◆ **DIRECTION**:
Write every record out again exactly, and keep images out of it.

··· LISTED RECORDS ···

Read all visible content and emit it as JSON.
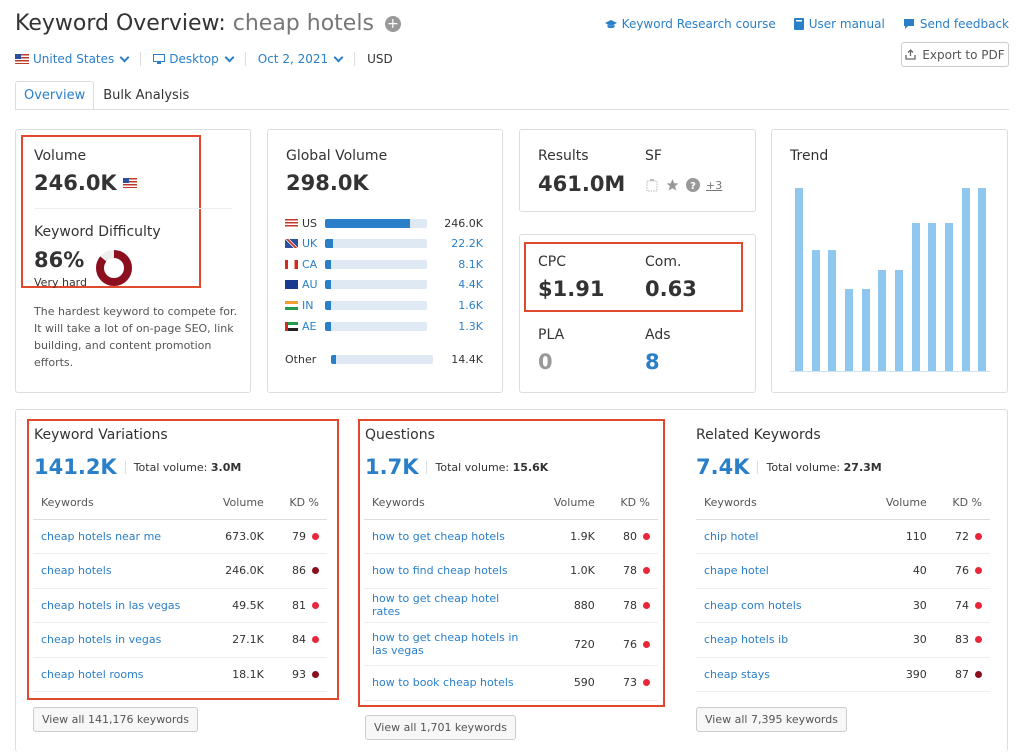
{
  "header": {
    "title_prefix": "Keyword Overview:",
    "keyword": "cheap hotels",
    "links": [
      "Keyword Research course",
      "User manual",
      "Send feedback"
    ],
    "export_label": "Export to PDF"
  },
  "filters": {
    "country": "United States",
    "device": "Desktop",
    "date": "Oct 2, 2021",
    "currency": "USD"
  },
  "tabs": [
    "Overview",
    "Bulk Analysis"
  ],
  "volume_card": {
    "volume_label": "Volume",
    "volume_value": "246.0K",
    "kd_label": "Keyword Difficulty",
    "kd_value": "86%",
    "kd_percent": 86,
    "kd_text": "Very hard",
    "description": "The hardest keyword to compete for. It will take a lot of on-page SEO, link building, and content promotion efforts."
  },
  "global_volume": {
    "label": "Global Volume",
    "value": "298.0K",
    "rows": [
      {
        "code": "US",
        "value": "246.0K",
        "fraction": 0.83
      },
      {
        "code": "UK",
        "value": "22.2K",
        "fraction": 0.08
      },
      {
        "code": "CA",
        "value": "8.1K",
        "fraction": 0.03
      },
      {
        "code": "AU",
        "value": "4.4K",
        "fraction": 0.02
      },
      {
        "code": "IN",
        "value": "1.6K",
        "fraction": 0.01
      },
      {
        "code": "AE",
        "value": "1.3K",
        "fraction": 0.01
      }
    ],
    "other_label": "Other",
    "other_value": "14.4K",
    "other_fraction": 0.05
  },
  "results_card": {
    "results_label": "Results",
    "results_value": "461.0M",
    "sf_label": "SF",
    "sf_more": "+3"
  },
  "cpc_card": {
    "cpc_label": "CPC",
    "cpc_value": "$1.91",
    "com_label": "Com.",
    "com_value": "0.63",
    "pla_label": "PLA",
    "pla_value": "0",
    "ads_label": "Ads",
    "ads_value": "8"
  },
  "trend": {
    "label": "Trend",
    "values": [
      1.0,
      0.66,
      0.66,
      0.45,
      0.45,
      0.55,
      0.55,
      0.81,
      0.81,
      0.81,
      1.0,
      1.0
    ]
  },
  "variations": {
    "title": "Keyword Variations",
    "count": "141.2K",
    "total_label": "Total volume:",
    "total_value": "3.0M",
    "columns": [
      "Keywords",
      "Volume",
      "KD %"
    ],
    "rows": [
      {
        "kw": "cheap hotels near me",
        "vol": "673.0K",
        "kd": "79",
        "color": "#e8273a"
      },
      {
        "kw": "cheap hotels",
        "vol": "246.0K",
        "kd": "86",
        "color": "#8b0f1f"
      },
      {
        "kw": "cheap hotels in las vegas",
        "vol": "49.5K",
        "kd": "81",
        "color": "#e8273a"
      },
      {
        "kw": "cheap hotels in vegas",
        "vol": "27.1K",
        "kd": "84",
        "color": "#e8273a"
      },
      {
        "kw": "cheap hotel rooms",
        "vol": "18.1K",
        "kd": "93",
        "color": "#8b0f1f"
      }
    ],
    "button": "View all 141,176 keywords"
  },
  "questions": {
    "title": "Questions",
    "count": "1.7K",
    "total_label": "Total volume:",
    "total_value": "15.6K",
    "columns": [
      "Keywords",
      "Volume",
      "KD %"
    ],
    "rows": [
      {
        "kw": "how to get cheap hotels",
        "vol": "1.9K",
        "kd": "80",
        "color": "#e8273a"
      },
      {
        "kw": "how to find cheap hotels",
        "vol": "1.0K",
        "kd": "78",
        "color": "#e8273a"
      },
      {
        "kw": "how to get cheap hotel rates",
        "vol": "880",
        "kd": "78",
        "color": "#e8273a"
      },
      {
        "kw": "how to get cheap hotels in las vegas",
        "vol": "720",
        "kd": "76",
        "color": "#e8273a"
      },
      {
        "kw": "how to book cheap hotels",
        "vol": "590",
        "kd": "73",
        "color": "#e8273a"
      }
    ],
    "button": "View all 1,701 keywords"
  },
  "related": {
    "title": "Related Keywords",
    "count": "7.4K",
    "total_label": "Total volume:",
    "total_value": "27.3M",
    "columns": [
      "Keywords",
      "Volume",
      "KD %"
    ],
    "rows": [
      {
        "kw": "chip hotel",
        "vol": "110",
        "kd": "72",
        "color": "#e8273a"
      },
      {
        "kw": "chape hotel",
        "vol": "40",
        "kd": "76",
        "color": "#e8273a"
      },
      {
        "kw": "cheap com hotels",
        "vol": "30",
        "kd": "74",
        "color": "#e8273a"
      },
      {
        "kw": "cheap hotels ib",
        "vol": "30",
        "kd": "83",
        "color": "#e8273a"
      },
      {
        "kw": "cheap stays",
        "vol": "390",
        "kd": "87",
        "color": "#8b0f1f"
      }
    ],
    "button": "View all 7,395 keywords"
  },
  "colors": {
    "accent": "#2a7fc9",
    "highlight_border": "#e0492d",
    "trend_bar": "#8fc7ee",
    "kd_ring": "#8b0f1f"
  }
}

···

◆ **TASK OUTPUT**:
Read all visible content and emit it as JSON.
{
  "header": {
    "title_prefix": "Keyword Overview:",
    "keyword": "cheap hotels",
    "links": [
      "Keyword Research course",
      "User manual",
      "Send feedback"
    ],
    "export_label": "Export to PDF"
  },
  "filters": {
    "country": "United States",
    "device": "Desktop",
    "date": "Oct 2, 2021",
    "currency": "USD"
  },
  "tabs": [
    "Overview",
    "Bulk Analysis"
  ],
  "volume_card": {
    "volume_label": "Volume",
    "volume_value": "246.0K",
    "kd_label": "Keyword Difficulty",
    "kd_value": "86%",
    "kd_percent": 86,
    "kd_text": "Very hard",
    "description": "The hardest keyword to compete for. It will take a lot of on-page SEO, link building, and content promotion efforts."
  },
  "global_volume": {
    "label": "Global Volume",
    "value": "298.0K",
    "rows": [
      {
        "code": "US",
        "value": "246.0K",
        "fraction": 0.83
      },
      {
        "code": "UK",
        "value": "22.2K",
        "fraction": 0.08
      },
      {
        "code": "CA",
        "value": "8.1K",
        "fraction": 0.03
      },
      {
        "code": "AU",
        "value": "4.4K",
        "fraction": 0.02
      },
      {
        "code": "IN",
        "value": "1.6K",
        "fraction": 0.01
      },
      {
        "code": "AE",
        "value": "1.3K",
        "fraction": 0.01
      }
    ],
    "other_label": "Other",
    "other_value": "14.4K",
    "other_fraction": 0.05
  },
  "results_card": {
    "results_label": "Results",
    "results_value": "461.0M",
    "sf_label": "SF",
    "sf_more": "+3"
  },
  "cpc_card": {
    "cpc_label": "CPC",
    "cpc_value": "$1.91",
    "com_label": "Com.",
    "com_value": "0.63",
    "pla_label": "PLA",
    "pla_value": "0",
    "ads_label": "Ads",
    "ads_value": "8"
  },
  "trend": {
    "label": "Trend",
    "values": [
      1.0,
      0.66,
      0.66,
      0.45,
      0.45,
      0.55,
      0.55,
      0.81,
      0.81,
      0.81,
      1.0,
      1.0
    ]
  },
  "variations": {
    "title": "Keyword Variations",
    "count": "141.2K",
    "total_label": "Total volume:",
    "total_value": "3.0M",
    "columns": [
      "Keywords",
      "Volume",
      "KD %"
    ],
    "rows": [
      {
        "kw": "cheap hotels near me",
        "vol": "673.0K",
        "kd": "79",
        "color": "#e8273a"
      },
      {
        "kw": "cheap hotels",
        "vol": "246.0K",
        "kd": "86",
        "color": "#8b0f1f"
      },
      {
        "kw": "cheap hotels in las vegas",
        "vol": "49.5K",
        "kd": "81",
        "color": "#e8273a"
      },
      {
        "kw": "cheap hotels in vegas",
        "vol": "27.1K",
        "kd": "84",
        "color": "#e8273a"
      },
      {
        "kw": "cheap hotel rooms",
        "vol": "18.1K",
        "kd": "93",
        "color": "#8b0f1f"
      }
    ],
    "button": "View all 141,176 keywords"
  },
  "questions": {
    "title": "Questions",
    "count": "1.7K",
    "total_label": "Total volume:",
    "total_value": "15.6K",
    "columns": [
      "Keywords",
      "Volume",
      "KD %"
    ],
    "rows": [
      {
        "kw": "how to get cheap hotels",
        "vol": "1.9K",
        "kd": "80",
        "color": "#e8273a"
      },
      {
        "kw": "how to find cheap hotels",
        "vol": "1.0K",
        "kd": "78",
        "color": "#e8273a"
      },
      {
        "kw": "how to get cheap hotel rates",
        "vol": "880",
        "kd": "78",
        "color": "#e8273a"
      },
      {
        "kw": "how to get cheap hotels in las vegas",
        "vol": "720",
        "kd": "76",
        "color": "#e8273a"
      },
      {
        "kw": "how to book cheap hotels",
        "vol": "590",
        "kd": "73",
        "color": "#e8273a"
      }
    ],
    "button": "View all 1,701 keywords"
  },
  "related": {
    "title": "Related Keywords",
    "count": "7.4K",
    "total_label": "Total volume:",
    "total_value": "27.3M",
    "columns": [
      "Keywords",
      "Volume",
      "KD %"
    ],
    "rows": [
      {
        "kw": "chip hotel",
        "vol": "110",
        "kd": "72",
        "color": "#e8273a"
      },
      {
        "kw": "chape hotel",
        "vol": "40",
        "kd": "76",
        "color": "#e8273a"
      },
      {
        "kw": "cheap com hotels",
        "vol": "30",
        "kd": "74",
        "color": "#e8273a"
      },
      {
        "kw": "cheap hotels ib",
        "vol": "30",
        "kd": "83",
        "color": "#e8273a"
      },
      {
        "kw": "cheap stays",
        "vol": "390",
        "kd": "87",
        "color": "#8b0f1f"
      }
    ],
    "button": "View all 7,395 keywords"
  },
  "colors": {
    "accent": "#2a7fc9",
    "highlight_border": "#e0492d",
    "trend_bar": "#8fc7ee",
    "kd_ring": "#8b0f1f"
  }
}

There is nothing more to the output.